:: Selection ::

Monday, February 09, 2009

Olmert government ends term with diplomatic victory for… Hamas


DEBKAfile Exclusive Analysis

Israel's military leaders point to the negotiations handled by Israel's three war leaders - prime minister Ehud Olmert, defense minister Ehud Barak and foreign minister Tzipi Livni - as an example of how to parlay a military victory into a diplomatic defeat. All too quickly Israel's three war leaders - prime minister Ehud Olmert, defense minister Ehud Barak and foreign minister Tzipi Livni - forgot the goals they set for the three-week military offensive launched against Hamas on Dec. 27, 2008: That Operation Cast Lead would not halt until security prevailed in southern Israel, that the eight-year Palestinian missile offensive be brought to an end and that Hamas never be allowed to rearm for a fresh assault of terror.

Six weeks later, the Islamists terrorists are reaping the spoils of a war they lost.

:::
:: Data section ::

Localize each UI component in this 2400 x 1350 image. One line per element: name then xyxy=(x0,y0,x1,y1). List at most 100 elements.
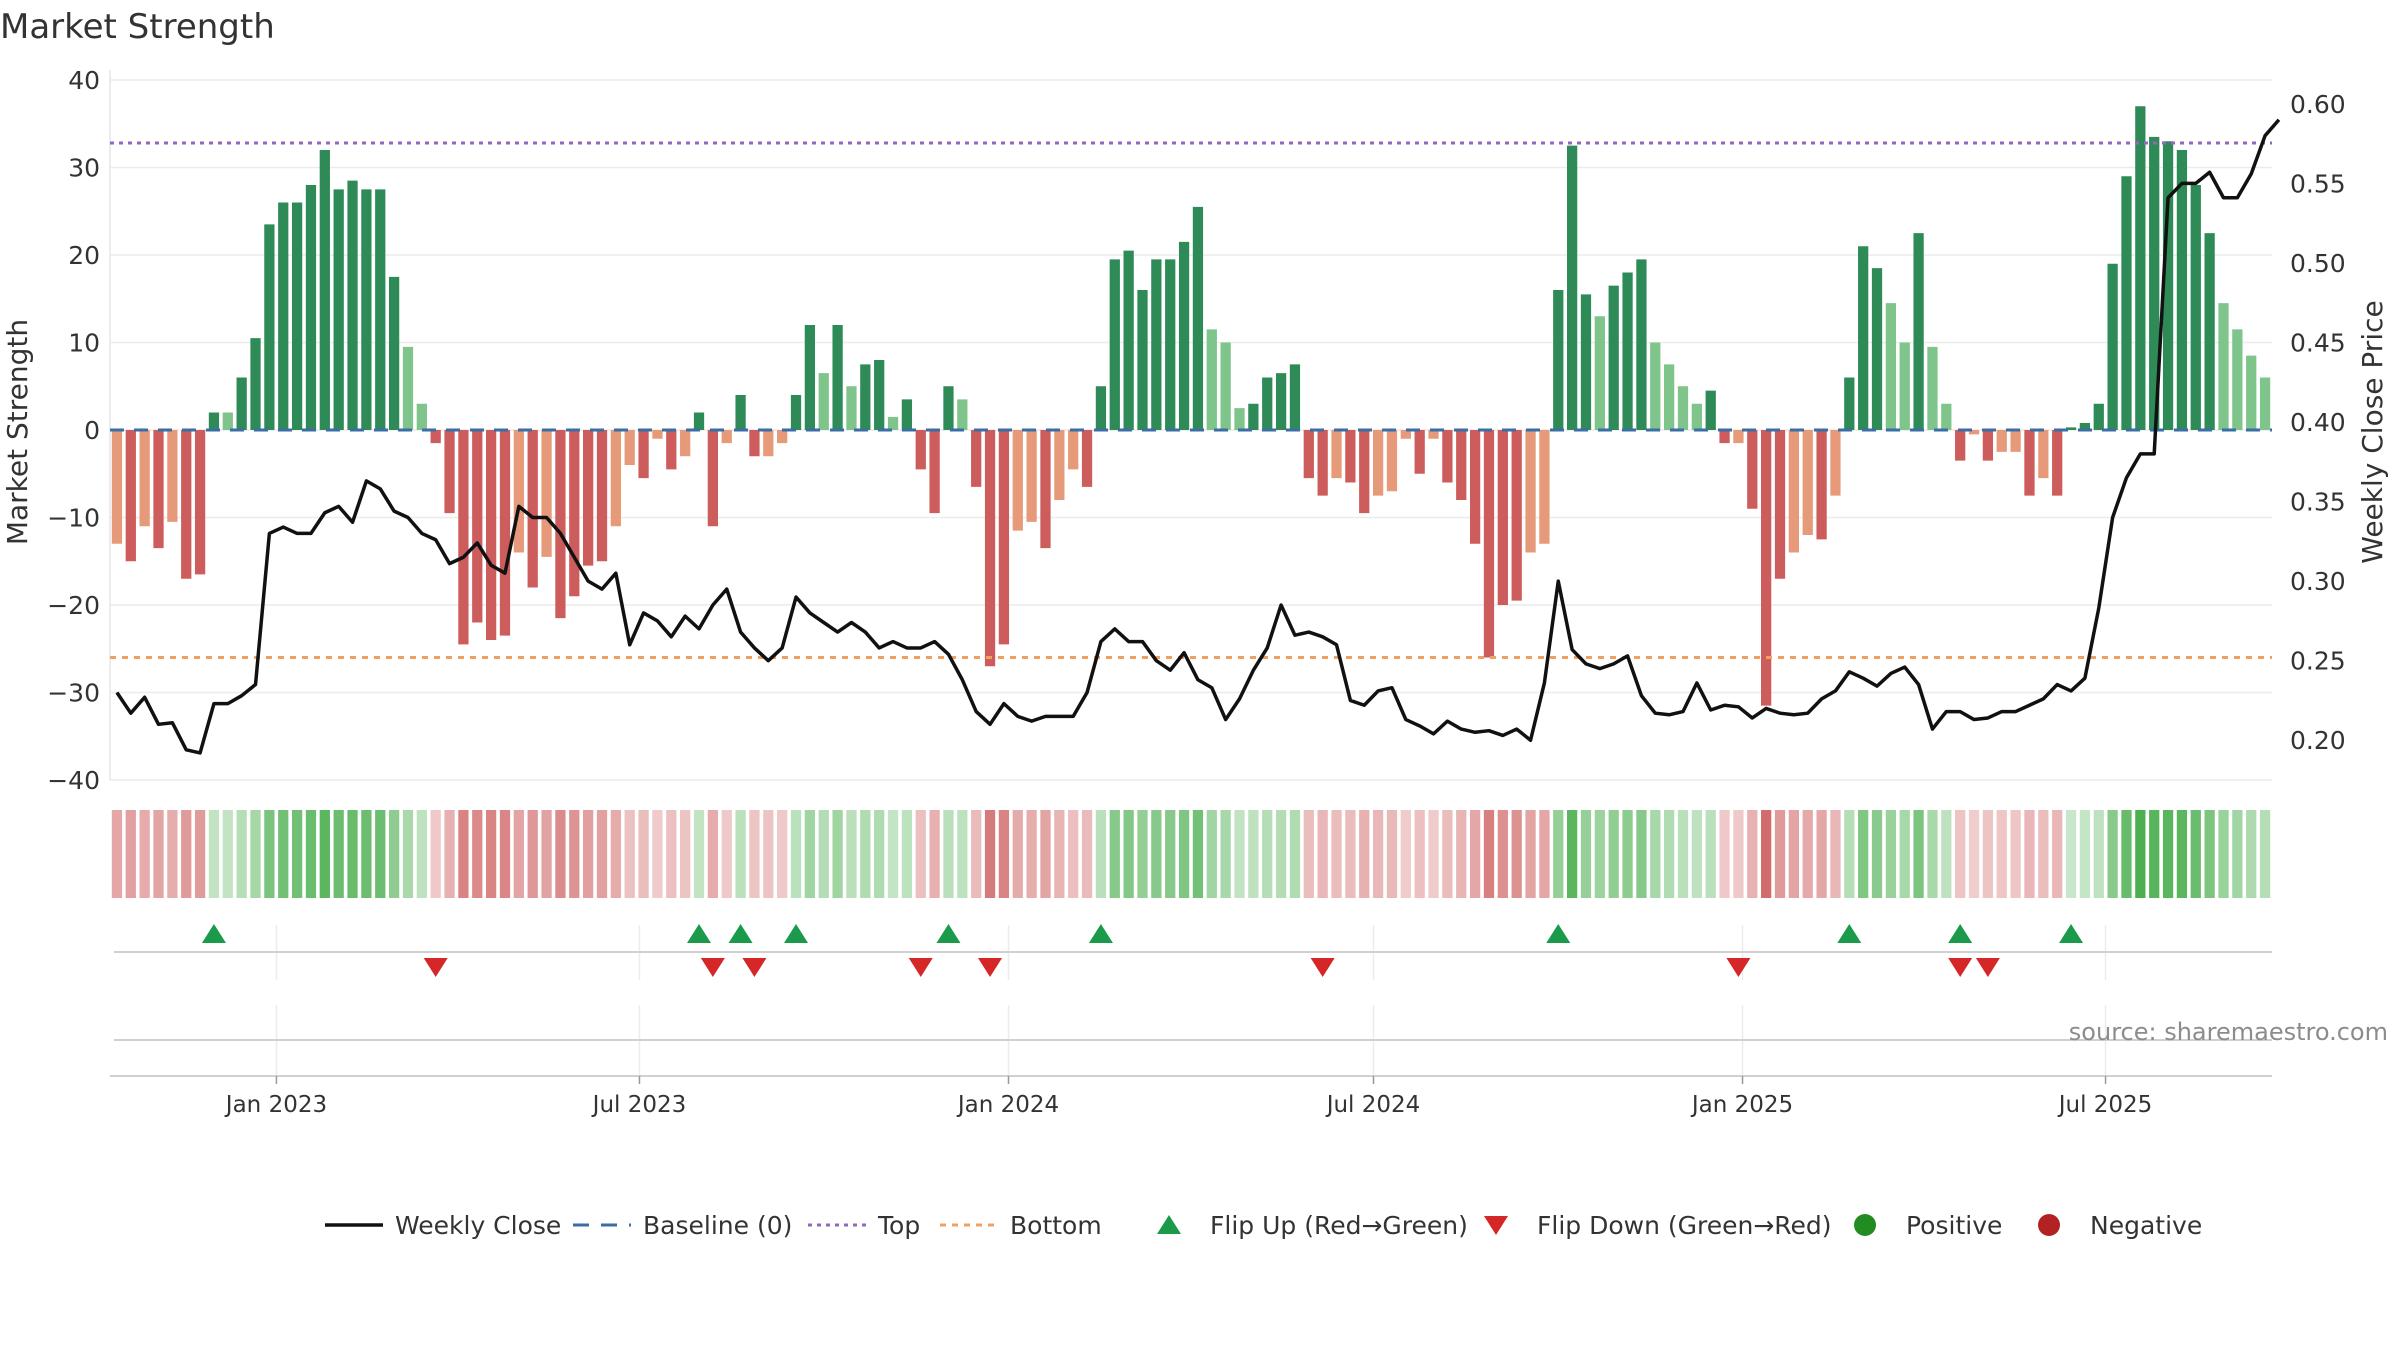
strength-heat-strip xyxy=(111,810,2271,898)
heat-strip-cell xyxy=(1456,810,1467,898)
y-left-tick-label: −20 xyxy=(47,591,100,620)
heat-strip-cell xyxy=(1248,810,1259,898)
y-right-tick-label: 0.25 xyxy=(2290,647,2346,676)
flip-up-marker xyxy=(728,924,753,943)
strength-bar xyxy=(749,430,760,457)
strength-bar xyxy=(1109,259,1120,431)
heat-strip-cell xyxy=(2052,810,2063,898)
strength-bar xyxy=(1123,250,1134,431)
heat-strip-cell xyxy=(1733,810,1744,898)
flip-down-marker xyxy=(700,958,725,977)
strength-bar xyxy=(1400,430,1411,439)
strength-bar xyxy=(278,202,289,430)
heat-strip-cell xyxy=(1650,810,1661,898)
strength-bar xyxy=(499,430,511,636)
heat-strip-cell xyxy=(319,810,330,898)
strength-bar xyxy=(361,189,372,431)
strength-bar xyxy=(680,430,691,457)
flip-up-marker xyxy=(1837,924,1862,943)
heat-strip-cell xyxy=(707,810,718,898)
legend-positive-swatch xyxy=(1854,1214,1876,1236)
strength-bar xyxy=(1650,342,1661,430)
strength-bar xyxy=(1927,346,1938,431)
heat-strip-cell xyxy=(1469,810,1481,898)
y-axis-right-label: Weekly Close Price xyxy=(2356,300,2389,563)
heat-strip-cell xyxy=(1359,810,1370,898)
y-left-tick-label: −30 xyxy=(47,679,100,708)
strength-bar xyxy=(541,430,552,557)
heat-strip-cell xyxy=(721,810,732,898)
heat-strip-cell xyxy=(513,810,524,898)
heat-strip-cell xyxy=(222,810,233,898)
strength-bar xyxy=(707,430,718,527)
strength-bar xyxy=(333,189,344,431)
strength-bar xyxy=(1858,246,1869,430)
strength-bar xyxy=(1289,364,1301,431)
heat-strip-cell xyxy=(1054,810,1065,898)
y-right-tick-label: 0.30 xyxy=(2290,567,2346,596)
flip-down-marker xyxy=(1726,958,1751,977)
heat-strip-cell xyxy=(1955,810,1966,898)
strength-bar xyxy=(250,338,261,431)
heat-strip-cell xyxy=(181,810,192,898)
heat-strip-cell xyxy=(2232,810,2243,898)
heat-strip-cell xyxy=(1178,810,1190,898)
strength-bar xyxy=(1414,430,1425,474)
legend-flip-down-swatch xyxy=(1484,1216,1508,1235)
heat-strip-cell xyxy=(874,810,885,898)
heat-strip-cell xyxy=(596,810,608,898)
heat-strip-cell xyxy=(1317,810,1328,898)
strength-bar xyxy=(763,430,774,457)
strength-bar xyxy=(1553,290,1564,430)
y-left-tick-label: 0 xyxy=(84,416,100,445)
y-right-tick-label: 0.35 xyxy=(2290,488,2346,517)
heat-strip-cell xyxy=(1151,810,1162,898)
strength-bar xyxy=(860,364,871,431)
heat-strip-cell xyxy=(860,810,871,898)
strength-bar xyxy=(1497,430,1508,605)
y-left-tick-label: −40 xyxy=(47,766,100,795)
strength-bar xyxy=(596,430,608,562)
strength-bar xyxy=(2052,430,2063,496)
strength-bar xyxy=(1733,430,1744,444)
heat-strip-cell xyxy=(2107,810,2118,898)
heat-strip-cell xyxy=(1511,810,1522,898)
heat-strip-cell xyxy=(1414,810,1425,898)
empty-bottom-panel xyxy=(110,1005,2272,1077)
strength-bar xyxy=(1525,430,1536,553)
heat-strip-cell xyxy=(1913,810,1924,898)
y-right-tick-label: 0.45 xyxy=(2290,329,2346,358)
strength-bar xyxy=(2204,233,2215,431)
strength-bar xyxy=(527,430,538,588)
flip-up-marker xyxy=(936,924,961,943)
flip-down-marker xyxy=(908,958,933,977)
strength-bar xyxy=(2065,427,2077,431)
heat-strip-cell xyxy=(1858,810,1869,898)
y-right-tick-label: 0.40 xyxy=(2290,408,2346,437)
y-left-tick-label: 30 xyxy=(68,154,100,183)
strength-bar xyxy=(901,399,913,431)
heat-strip-cell xyxy=(998,810,1010,898)
strength-bar xyxy=(1068,430,1079,470)
heat-strip-cell xyxy=(1109,810,1120,898)
strength-bar xyxy=(416,403,427,430)
strength-bar xyxy=(1816,430,1827,540)
heat-strip-cell xyxy=(1428,810,1439,898)
heat-strip-cell xyxy=(887,810,899,898)
heat-strip-cell xyxy=(1331,810,1342,898)
y-axis-left-label: Market Strength xyxy=(1,319,34,545)
strength-bar xyxy=(264,224,275,431)
heat-strip-cell xyxy=(499,810,511,898)
flip-up-marker xyxy=(1948,924,1973,943)
strength-bar xyxy=(1428,430,1439,439)
heat-strip-cell xyxy=(2204,810,2215,898)
legend-flip-up-swatch xyxy=(1157,1215,1181,1234)
flip-down-marker xyxy=(978,958,1003,977)
heat-strip-cell xyxy=(804,810,816,898)
chart-title: Market Strength xyxy=(0,7,275,47)
heat-strip-cell xyxy=(1941,810,1952,898)
heat-strip-cell xyxy=(943,810,954,898)
heat-strip-cell xyxy=(1774,810,1786,898)
strength-bar xyxy=(291,202,303,430)
strength-bar xyxy=(957,399,968,431)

:::

*Requirement 1*.
In the article on the Olmert government, on what date was the military offensive against Hamas launched?
*Requirement 2*.
List every goal that the article on the Olmert government says was set for Operation Cast Lead.

*Task output 1*.
Dec. 27, 2008

*Task output 2*.
- The operation would not halt until security prevailed in southern Israel.
- The eight-year Palestinian missile offensive would be brought to an end.
- Hamas would never be allowed to rearm for a fresh assault of terror.